What you have to do. Wherever the word "producción" appears in a line, extract that line.

============

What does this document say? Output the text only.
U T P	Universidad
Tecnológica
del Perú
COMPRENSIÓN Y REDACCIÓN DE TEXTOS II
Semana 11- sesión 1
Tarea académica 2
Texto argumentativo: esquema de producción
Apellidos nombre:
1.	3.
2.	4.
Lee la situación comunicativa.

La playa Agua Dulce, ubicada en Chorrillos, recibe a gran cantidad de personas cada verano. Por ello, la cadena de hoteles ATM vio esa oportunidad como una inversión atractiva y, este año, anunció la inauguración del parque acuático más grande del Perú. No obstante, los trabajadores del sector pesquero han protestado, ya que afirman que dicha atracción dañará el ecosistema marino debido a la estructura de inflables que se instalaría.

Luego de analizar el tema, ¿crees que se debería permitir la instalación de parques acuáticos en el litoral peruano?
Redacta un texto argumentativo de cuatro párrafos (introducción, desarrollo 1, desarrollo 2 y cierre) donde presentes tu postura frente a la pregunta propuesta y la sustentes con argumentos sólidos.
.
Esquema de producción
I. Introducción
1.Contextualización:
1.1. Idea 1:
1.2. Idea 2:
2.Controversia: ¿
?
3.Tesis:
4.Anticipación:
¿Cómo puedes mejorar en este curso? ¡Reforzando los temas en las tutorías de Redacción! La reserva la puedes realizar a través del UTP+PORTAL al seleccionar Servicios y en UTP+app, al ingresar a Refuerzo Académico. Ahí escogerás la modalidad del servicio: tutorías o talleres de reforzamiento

============

Solution.
Texto argumentativo: esquema de producción
Esquema de producción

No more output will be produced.